### STATED TASK
Find the lines that hold "content". Report only how many there are.

### DATASET EXTRACT
----

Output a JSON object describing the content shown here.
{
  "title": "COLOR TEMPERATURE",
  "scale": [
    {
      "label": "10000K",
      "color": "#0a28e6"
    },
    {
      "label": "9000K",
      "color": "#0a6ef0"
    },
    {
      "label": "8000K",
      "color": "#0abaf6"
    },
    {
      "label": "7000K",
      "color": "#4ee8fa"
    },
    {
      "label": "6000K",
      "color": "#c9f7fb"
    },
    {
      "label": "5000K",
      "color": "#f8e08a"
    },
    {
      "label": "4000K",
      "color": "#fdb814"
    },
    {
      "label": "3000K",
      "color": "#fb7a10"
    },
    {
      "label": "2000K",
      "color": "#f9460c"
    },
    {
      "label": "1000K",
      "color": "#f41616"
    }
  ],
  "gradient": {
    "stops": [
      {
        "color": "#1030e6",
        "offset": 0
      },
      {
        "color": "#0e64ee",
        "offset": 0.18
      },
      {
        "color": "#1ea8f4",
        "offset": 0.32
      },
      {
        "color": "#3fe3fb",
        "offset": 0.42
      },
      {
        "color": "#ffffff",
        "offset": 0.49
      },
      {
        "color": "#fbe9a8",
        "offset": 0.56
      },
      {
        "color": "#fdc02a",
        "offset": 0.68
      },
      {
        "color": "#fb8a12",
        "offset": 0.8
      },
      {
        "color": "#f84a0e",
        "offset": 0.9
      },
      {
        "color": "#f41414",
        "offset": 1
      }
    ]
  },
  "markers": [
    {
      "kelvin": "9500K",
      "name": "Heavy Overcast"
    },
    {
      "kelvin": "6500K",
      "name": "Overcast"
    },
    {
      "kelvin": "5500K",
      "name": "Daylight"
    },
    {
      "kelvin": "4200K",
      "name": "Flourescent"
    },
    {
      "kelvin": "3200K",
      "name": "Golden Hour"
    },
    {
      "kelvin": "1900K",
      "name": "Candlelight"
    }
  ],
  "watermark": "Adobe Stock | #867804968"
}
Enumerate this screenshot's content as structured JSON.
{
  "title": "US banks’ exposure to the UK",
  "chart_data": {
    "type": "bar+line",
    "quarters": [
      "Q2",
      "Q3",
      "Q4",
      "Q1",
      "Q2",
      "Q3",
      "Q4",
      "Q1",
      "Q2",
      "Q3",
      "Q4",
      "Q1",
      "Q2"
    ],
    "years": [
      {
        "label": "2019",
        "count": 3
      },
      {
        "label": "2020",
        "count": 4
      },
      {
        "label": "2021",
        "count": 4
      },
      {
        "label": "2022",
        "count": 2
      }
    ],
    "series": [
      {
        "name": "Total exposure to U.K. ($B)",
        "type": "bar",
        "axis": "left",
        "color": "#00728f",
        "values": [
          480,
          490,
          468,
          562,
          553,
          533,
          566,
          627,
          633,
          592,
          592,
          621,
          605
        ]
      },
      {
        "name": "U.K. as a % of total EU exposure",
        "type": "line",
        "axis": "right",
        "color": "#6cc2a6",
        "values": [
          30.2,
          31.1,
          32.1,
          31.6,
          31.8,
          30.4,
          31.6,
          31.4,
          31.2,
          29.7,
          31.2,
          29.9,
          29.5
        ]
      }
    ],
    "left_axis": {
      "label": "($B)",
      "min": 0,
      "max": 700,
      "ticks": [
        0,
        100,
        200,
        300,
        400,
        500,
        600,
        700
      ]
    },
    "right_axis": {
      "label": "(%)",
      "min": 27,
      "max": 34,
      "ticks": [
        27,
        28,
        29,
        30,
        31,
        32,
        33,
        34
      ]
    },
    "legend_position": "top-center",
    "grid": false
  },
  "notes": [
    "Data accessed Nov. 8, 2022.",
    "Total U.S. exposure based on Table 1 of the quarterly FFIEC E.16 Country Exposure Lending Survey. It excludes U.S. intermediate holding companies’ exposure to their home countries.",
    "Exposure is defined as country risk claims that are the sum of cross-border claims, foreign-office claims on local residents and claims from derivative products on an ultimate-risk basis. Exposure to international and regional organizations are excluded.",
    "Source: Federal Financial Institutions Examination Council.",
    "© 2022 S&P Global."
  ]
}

----

### COMPLETE OUTPUT
2